:: Work item ::
Here is a block of records. Copy every one of them exactly.

....

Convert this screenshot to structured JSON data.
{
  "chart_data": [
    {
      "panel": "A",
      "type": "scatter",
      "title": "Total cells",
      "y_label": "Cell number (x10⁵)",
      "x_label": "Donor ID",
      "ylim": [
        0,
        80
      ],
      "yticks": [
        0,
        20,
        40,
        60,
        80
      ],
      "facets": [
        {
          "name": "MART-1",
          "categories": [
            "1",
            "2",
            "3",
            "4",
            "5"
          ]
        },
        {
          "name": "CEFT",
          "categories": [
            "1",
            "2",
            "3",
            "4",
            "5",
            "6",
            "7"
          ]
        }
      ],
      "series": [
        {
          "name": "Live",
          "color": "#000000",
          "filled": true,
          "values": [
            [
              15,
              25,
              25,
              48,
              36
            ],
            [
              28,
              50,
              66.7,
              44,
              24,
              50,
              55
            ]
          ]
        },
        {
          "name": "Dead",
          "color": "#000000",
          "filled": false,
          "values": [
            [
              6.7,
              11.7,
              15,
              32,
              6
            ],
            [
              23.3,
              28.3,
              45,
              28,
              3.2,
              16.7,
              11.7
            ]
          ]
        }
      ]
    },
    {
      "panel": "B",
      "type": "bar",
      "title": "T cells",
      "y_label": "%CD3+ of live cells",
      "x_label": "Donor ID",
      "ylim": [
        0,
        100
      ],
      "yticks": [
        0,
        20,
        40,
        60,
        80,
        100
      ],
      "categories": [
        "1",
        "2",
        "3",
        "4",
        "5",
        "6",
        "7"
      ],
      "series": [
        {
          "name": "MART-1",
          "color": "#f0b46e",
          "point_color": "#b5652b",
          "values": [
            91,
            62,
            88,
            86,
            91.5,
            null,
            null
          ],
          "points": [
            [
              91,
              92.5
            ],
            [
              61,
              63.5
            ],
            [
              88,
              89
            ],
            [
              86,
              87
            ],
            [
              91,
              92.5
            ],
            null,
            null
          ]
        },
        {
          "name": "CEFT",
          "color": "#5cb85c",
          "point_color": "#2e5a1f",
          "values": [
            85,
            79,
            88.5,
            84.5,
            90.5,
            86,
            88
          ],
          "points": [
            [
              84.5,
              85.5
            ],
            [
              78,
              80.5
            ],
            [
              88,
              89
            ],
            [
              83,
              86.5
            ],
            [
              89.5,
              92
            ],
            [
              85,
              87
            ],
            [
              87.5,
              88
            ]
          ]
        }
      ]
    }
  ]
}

....

:: Answer below ::
Convert this screenshot to structured JSON data.
{
  "chart_data": [
    {
      "panel": "A",
      "type": "scatter",
      "title": "Total cells",
      "y_label": "Cell number (x10⁵)",
      "x_label": "Donor ID",
      "ylim": [
        0,
        80
      ],
      "yticks": [
        0,
        20,
        40,
        60,
        80
      ],
      "facets": [
        {
          "name": "MART-1",
          "categories": [
            "1",
            "2",
            "3",
            "4",
            "5"
          ]
        },
        {
          "name": "CEFT",
          "categories": [
            "1",
            "2",
            "3",
            "4",
            "5",
            "6",
            "7"
          ]
        }
      ],
      "series": [
        {
          "name": "Live",
          "color": "#000000",
          "filled": true,
          "values": [
            [
              15,
              25,
              25,
              48,
              36
            ],
            [
              28,
              50,
              66.7,
              44,
              24,
              50,
              55
            ]
          ]
        },
        {
          "name": "Dead",
          "color": "#000000",
          "filled": false,
          "values": [
            [
              6.7,
              11.7,
              15,
              32,
              6
            ],
            [
              23.3,
              28.3,
              45,
              28,
              3.2,
              16.7,
              11.7
            ]
          ]
        }
      ]
    },
    {
      "panel": "B",
      "type": "bar",
      "title": "T cells",
      "y_label": "%CD3+ of live cells",
      "x_label": "Donor ID",
      "ylim": [
        0,
        100
      ],
      "yticks": [
        0,
        20,
        40,
        60,
        80,
        100
      ],
      "categories": [
        "1",
        "2",
        "3",
        "4",
        "5",
        "6",
        "7"
      ],
      "series": [
        {
          "name": "MART-1",
          "color": "#f0b46e",
          "point_color": "#b5652b",
          "values": [
            91,
            62,
            88,
            86,
            91.5,
            null,
            null
          ],
          "points": [
            [
              91,
              92.5
            ],
            [
              61,
              63.5
            ],
            [
              88,
              89
            ],
            [
              86,
              87
            ],
            [
              91,
              92.5
            ],
            null,
            null
          ]
        },
        {
          "name": "CEFT",
          "color": "#5cb85c",
          "point_color": "#2e5a1f",
          "values": [
            85,
            79,
            88.5,
            84.5,
            90.5,
            86,
            88
          ],
          "points": [
            [
              84.5,
              85.5
            ],
            [
              78,
              80.5
            ],
            [
              88,
              89
            ],
            [
              83,
              86.5
            ],
            [
              89.5,
              92
            ],
            [
              85,
              87
            ],
            [
              87.5,
              88
            ]
          ]
        }
      ]
    }
  ]
}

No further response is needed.